• _PROBLEM REQUIREMENTS_:
Find and copy lines holding "ссылки".

• _LISTING_:
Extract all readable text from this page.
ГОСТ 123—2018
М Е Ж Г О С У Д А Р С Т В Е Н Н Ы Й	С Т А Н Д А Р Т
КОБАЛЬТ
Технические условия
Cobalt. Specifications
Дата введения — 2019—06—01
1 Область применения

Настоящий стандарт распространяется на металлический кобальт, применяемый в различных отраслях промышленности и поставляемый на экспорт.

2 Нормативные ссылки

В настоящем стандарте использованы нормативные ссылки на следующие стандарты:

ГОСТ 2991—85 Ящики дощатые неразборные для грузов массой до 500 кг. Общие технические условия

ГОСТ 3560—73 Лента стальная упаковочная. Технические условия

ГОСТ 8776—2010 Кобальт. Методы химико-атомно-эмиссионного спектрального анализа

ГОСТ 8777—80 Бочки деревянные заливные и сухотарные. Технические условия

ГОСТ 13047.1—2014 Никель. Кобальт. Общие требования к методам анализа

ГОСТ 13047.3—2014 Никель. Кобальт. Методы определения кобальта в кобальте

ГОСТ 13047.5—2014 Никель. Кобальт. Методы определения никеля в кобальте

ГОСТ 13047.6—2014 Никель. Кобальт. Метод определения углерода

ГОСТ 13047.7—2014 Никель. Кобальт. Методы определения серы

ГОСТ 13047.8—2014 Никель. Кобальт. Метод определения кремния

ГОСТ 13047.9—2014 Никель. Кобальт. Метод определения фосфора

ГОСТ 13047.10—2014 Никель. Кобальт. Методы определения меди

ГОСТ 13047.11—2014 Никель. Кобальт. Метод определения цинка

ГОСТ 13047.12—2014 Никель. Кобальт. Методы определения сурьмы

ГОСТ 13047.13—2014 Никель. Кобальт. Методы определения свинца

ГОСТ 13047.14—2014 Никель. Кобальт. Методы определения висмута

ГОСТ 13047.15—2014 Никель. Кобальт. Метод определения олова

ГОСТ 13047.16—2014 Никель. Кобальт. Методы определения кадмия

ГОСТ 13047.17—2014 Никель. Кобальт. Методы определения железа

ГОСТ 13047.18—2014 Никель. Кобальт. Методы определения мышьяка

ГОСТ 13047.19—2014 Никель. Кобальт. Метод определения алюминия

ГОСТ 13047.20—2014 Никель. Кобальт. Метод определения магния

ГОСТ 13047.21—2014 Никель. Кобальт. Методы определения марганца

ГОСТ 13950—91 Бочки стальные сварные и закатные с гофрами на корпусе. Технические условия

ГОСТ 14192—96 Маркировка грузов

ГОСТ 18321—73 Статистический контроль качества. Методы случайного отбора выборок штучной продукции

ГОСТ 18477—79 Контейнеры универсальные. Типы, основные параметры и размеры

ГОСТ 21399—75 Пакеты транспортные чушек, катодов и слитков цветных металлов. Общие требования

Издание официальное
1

• _EXERCISE ANSWER_:
2 Нормативные ссылки
В настоящем стандарте использованы нормативные ссылки на следующие стандарты:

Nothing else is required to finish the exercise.